Records for this exercise:
----

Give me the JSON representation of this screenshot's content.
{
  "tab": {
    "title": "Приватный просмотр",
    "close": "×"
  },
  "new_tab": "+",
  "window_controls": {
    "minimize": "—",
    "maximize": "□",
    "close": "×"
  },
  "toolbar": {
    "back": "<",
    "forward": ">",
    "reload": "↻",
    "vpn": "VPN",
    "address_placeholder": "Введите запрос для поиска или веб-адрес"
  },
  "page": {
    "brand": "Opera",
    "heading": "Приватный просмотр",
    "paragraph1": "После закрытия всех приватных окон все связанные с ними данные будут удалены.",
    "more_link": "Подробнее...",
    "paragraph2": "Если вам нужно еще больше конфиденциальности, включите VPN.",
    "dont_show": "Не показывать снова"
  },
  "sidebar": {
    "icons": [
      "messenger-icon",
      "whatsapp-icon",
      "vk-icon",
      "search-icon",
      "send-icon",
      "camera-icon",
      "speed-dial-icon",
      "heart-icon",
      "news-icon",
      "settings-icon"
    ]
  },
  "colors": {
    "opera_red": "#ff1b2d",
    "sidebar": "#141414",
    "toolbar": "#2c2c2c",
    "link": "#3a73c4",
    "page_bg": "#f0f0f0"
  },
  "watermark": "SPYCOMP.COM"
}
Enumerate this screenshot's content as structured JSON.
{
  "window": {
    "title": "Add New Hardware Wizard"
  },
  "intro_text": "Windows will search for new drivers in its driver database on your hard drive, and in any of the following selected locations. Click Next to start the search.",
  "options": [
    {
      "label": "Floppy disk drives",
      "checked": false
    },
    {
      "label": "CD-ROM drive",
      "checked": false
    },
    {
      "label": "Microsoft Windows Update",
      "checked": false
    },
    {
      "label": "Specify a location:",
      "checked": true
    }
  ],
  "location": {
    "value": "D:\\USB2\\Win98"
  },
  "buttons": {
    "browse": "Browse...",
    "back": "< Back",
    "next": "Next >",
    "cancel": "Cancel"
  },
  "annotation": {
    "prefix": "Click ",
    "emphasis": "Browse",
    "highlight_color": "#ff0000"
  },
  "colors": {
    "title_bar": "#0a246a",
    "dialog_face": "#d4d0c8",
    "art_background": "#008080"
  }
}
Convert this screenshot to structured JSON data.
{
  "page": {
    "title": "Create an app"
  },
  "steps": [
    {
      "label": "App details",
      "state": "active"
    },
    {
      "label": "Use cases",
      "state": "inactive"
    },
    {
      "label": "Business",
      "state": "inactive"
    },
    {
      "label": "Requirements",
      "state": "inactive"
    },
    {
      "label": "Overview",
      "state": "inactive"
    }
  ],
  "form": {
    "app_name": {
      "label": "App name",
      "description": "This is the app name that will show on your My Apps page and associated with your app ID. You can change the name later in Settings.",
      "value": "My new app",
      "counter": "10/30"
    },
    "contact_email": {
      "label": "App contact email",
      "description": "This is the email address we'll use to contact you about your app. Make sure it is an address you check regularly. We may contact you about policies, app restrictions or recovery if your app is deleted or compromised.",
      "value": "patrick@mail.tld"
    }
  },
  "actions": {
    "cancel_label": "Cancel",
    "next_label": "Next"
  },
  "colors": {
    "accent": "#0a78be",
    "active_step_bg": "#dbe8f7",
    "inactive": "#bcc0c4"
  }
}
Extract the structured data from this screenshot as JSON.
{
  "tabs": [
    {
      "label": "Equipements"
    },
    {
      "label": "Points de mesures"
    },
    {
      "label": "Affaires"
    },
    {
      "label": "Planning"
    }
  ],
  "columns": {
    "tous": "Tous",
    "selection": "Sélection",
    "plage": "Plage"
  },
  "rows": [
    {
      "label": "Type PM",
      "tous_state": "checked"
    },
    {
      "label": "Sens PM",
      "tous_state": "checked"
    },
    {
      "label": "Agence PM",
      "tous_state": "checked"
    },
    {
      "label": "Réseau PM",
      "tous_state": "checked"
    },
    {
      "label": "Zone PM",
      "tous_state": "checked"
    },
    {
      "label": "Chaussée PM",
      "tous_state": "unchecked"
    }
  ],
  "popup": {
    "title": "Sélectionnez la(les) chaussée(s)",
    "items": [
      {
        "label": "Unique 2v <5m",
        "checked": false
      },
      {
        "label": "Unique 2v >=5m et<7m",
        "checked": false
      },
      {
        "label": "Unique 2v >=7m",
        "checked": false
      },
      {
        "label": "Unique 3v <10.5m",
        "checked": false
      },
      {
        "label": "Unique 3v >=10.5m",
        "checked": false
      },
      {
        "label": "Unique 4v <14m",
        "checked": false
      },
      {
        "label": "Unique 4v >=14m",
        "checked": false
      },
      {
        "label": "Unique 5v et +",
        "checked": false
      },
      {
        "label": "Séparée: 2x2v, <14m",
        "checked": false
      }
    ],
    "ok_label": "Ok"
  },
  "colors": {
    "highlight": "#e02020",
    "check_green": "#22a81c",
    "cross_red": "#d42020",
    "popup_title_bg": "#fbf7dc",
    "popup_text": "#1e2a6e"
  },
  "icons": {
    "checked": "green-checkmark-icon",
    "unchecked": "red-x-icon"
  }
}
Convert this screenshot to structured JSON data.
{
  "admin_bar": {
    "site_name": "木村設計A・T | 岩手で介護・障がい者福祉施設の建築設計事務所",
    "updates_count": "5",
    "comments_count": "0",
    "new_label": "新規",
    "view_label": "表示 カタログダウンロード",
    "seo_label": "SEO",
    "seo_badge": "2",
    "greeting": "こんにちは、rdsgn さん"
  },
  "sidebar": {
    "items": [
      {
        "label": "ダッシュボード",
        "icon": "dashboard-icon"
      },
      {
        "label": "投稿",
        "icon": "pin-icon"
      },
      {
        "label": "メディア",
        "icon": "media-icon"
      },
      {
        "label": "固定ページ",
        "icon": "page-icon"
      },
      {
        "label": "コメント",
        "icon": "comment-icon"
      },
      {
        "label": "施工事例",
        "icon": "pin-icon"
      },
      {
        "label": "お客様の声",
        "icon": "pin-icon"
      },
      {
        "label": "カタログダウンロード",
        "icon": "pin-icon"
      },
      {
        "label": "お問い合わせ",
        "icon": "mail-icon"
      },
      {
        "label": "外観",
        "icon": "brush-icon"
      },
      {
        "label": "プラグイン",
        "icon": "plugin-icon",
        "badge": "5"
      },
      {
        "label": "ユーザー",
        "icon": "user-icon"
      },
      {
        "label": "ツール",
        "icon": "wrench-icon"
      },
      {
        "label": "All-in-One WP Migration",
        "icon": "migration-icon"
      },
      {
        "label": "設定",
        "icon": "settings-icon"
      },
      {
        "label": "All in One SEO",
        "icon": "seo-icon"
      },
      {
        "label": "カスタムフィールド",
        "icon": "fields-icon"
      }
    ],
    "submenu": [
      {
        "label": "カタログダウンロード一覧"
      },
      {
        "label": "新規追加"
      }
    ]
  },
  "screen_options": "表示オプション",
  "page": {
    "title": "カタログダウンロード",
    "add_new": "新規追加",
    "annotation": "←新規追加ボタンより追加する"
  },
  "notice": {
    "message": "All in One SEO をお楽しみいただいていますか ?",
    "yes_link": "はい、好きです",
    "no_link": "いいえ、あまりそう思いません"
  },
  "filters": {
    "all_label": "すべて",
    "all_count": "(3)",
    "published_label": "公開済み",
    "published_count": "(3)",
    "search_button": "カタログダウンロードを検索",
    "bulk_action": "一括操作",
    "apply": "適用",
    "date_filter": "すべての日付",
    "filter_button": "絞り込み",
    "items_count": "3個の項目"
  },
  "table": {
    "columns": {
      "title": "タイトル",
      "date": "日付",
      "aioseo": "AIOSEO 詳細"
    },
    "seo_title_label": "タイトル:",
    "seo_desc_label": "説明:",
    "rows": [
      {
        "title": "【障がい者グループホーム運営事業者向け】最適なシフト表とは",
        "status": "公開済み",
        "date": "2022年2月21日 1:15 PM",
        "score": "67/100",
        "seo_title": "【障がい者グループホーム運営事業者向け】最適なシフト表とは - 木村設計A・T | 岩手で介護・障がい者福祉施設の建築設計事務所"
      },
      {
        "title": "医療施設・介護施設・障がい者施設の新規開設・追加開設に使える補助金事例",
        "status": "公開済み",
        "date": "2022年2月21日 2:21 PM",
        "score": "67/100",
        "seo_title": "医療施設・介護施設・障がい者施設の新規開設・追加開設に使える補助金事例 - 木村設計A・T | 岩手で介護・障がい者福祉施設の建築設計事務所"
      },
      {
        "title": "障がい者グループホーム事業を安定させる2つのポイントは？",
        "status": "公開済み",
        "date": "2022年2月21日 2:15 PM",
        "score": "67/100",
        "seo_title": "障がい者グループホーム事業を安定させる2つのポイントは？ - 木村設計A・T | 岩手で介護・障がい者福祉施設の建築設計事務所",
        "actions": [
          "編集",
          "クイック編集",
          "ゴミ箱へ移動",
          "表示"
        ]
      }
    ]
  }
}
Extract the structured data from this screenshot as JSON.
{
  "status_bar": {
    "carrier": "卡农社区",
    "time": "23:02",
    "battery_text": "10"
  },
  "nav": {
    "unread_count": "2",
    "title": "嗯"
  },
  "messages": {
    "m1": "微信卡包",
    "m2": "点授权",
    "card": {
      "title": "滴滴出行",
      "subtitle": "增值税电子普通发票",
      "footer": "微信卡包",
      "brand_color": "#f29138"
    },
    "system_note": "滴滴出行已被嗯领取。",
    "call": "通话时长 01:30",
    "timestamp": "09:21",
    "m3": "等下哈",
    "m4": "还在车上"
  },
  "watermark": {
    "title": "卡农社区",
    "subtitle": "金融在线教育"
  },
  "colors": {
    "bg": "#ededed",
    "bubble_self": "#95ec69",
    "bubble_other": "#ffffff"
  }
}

----

Task directions: From the listing above, pick out each line where the word "障がい者施設の新規開設" appears.

Exercise solution:
        "title": "医療施設・介護施設・障がい者施設の新規開設・追加開設に使える補助金事例",
        "seo_title": "医療施設・介護施設・障がい者施設の新規開設・追加開設に使える補助金事例 - 木村設計A・T | 岩手で介護・障がい者福祉施設の建築設計事務所"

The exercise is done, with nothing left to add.